____ Data shown

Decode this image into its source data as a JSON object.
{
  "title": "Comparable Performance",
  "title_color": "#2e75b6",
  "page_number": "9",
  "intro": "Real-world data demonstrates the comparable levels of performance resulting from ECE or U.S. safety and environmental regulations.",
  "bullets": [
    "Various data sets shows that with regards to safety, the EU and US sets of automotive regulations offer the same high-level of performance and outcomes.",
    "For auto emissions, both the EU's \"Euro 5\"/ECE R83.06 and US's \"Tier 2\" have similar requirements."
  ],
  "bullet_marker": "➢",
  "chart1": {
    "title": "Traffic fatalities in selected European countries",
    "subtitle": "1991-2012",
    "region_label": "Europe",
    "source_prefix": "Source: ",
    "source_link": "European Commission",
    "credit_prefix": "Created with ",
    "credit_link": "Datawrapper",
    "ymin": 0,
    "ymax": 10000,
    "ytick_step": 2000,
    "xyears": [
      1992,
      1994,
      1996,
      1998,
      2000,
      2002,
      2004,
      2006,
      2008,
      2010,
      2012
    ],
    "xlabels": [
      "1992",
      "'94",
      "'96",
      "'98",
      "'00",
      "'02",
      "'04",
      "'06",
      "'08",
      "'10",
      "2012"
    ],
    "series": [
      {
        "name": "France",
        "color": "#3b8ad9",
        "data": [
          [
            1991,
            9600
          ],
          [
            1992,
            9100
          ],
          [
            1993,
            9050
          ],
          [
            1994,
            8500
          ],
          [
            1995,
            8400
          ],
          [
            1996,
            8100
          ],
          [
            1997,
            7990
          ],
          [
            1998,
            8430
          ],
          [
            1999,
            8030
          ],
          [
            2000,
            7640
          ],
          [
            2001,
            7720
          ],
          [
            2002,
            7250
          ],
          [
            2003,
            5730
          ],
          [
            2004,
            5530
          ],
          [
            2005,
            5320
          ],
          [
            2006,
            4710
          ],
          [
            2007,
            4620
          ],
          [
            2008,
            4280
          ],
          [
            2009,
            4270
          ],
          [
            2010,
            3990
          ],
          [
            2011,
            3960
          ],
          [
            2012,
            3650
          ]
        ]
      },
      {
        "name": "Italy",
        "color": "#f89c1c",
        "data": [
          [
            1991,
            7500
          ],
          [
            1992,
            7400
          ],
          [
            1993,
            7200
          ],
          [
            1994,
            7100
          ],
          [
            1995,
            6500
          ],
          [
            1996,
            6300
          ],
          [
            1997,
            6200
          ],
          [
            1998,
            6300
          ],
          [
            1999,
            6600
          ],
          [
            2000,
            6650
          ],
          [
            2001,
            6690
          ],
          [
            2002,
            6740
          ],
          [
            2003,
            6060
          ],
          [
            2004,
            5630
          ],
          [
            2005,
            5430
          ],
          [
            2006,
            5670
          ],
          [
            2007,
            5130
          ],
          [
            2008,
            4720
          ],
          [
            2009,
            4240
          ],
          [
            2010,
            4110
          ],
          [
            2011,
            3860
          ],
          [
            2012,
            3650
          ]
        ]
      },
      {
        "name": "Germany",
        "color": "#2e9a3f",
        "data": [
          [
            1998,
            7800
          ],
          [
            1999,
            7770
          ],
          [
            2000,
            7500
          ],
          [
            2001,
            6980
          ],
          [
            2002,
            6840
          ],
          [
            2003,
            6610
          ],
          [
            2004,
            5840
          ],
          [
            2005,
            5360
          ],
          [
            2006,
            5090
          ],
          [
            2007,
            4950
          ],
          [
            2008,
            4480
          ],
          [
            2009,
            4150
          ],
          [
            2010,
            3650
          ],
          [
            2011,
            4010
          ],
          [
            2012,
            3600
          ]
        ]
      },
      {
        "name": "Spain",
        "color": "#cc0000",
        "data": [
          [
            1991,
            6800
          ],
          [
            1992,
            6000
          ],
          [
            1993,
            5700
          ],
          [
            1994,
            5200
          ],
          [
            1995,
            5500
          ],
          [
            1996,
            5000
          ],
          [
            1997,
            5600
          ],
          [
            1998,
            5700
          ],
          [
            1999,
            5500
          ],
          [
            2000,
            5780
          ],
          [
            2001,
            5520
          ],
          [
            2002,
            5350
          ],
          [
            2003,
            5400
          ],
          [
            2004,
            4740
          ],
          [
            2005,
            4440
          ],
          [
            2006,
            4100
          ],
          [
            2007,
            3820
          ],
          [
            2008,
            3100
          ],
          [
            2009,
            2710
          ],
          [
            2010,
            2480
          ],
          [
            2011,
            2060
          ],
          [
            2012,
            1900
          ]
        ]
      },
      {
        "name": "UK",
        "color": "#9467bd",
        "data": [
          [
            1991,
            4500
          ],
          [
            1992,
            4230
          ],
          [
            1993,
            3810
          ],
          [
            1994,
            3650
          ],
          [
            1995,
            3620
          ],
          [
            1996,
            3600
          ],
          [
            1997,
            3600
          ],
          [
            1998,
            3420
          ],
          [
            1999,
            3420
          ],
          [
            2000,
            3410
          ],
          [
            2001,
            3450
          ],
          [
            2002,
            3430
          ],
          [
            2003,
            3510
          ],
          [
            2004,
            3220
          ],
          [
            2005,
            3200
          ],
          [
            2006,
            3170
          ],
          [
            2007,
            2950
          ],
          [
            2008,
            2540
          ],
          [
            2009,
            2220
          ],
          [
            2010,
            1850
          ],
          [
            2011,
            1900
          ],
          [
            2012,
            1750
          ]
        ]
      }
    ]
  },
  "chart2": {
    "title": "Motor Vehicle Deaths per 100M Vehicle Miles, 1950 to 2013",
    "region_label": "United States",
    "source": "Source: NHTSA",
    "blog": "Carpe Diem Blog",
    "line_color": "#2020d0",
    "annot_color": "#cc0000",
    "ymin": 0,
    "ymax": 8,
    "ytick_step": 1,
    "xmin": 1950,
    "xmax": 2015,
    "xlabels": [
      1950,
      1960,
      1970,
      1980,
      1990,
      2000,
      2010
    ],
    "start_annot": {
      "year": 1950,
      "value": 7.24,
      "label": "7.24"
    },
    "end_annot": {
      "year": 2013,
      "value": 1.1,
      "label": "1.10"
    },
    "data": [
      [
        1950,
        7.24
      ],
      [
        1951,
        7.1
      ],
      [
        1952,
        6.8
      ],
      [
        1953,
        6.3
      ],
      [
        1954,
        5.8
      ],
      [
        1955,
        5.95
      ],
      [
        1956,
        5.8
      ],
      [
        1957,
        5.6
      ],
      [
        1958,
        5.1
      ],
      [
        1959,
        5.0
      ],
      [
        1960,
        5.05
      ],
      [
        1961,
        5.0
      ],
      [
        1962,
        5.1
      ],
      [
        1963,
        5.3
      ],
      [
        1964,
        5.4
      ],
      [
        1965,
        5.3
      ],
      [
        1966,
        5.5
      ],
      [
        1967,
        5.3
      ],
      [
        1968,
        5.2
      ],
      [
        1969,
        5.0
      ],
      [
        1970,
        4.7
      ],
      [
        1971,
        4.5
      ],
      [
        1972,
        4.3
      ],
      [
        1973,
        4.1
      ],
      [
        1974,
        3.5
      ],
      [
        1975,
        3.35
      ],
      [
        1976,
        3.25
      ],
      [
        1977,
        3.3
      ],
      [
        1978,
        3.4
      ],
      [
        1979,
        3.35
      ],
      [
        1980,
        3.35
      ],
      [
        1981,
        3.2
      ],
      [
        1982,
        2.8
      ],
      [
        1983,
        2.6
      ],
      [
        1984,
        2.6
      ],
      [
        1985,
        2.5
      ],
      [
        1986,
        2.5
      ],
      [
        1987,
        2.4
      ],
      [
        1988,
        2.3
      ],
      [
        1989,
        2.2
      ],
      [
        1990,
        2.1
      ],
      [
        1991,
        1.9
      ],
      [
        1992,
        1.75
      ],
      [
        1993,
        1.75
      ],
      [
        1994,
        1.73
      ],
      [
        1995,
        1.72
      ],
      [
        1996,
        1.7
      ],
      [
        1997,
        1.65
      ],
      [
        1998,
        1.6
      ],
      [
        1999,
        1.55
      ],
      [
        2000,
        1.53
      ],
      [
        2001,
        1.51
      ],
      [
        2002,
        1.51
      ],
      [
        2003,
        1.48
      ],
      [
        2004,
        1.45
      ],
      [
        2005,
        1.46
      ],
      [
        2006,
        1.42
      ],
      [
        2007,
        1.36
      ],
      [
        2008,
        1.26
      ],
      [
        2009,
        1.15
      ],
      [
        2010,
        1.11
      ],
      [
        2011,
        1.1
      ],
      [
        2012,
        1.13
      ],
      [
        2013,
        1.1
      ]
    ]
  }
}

________

Instructions to follow – Your answer should be only a number: how many lines of the data above contain the string "with"?

Response for this exercise – 2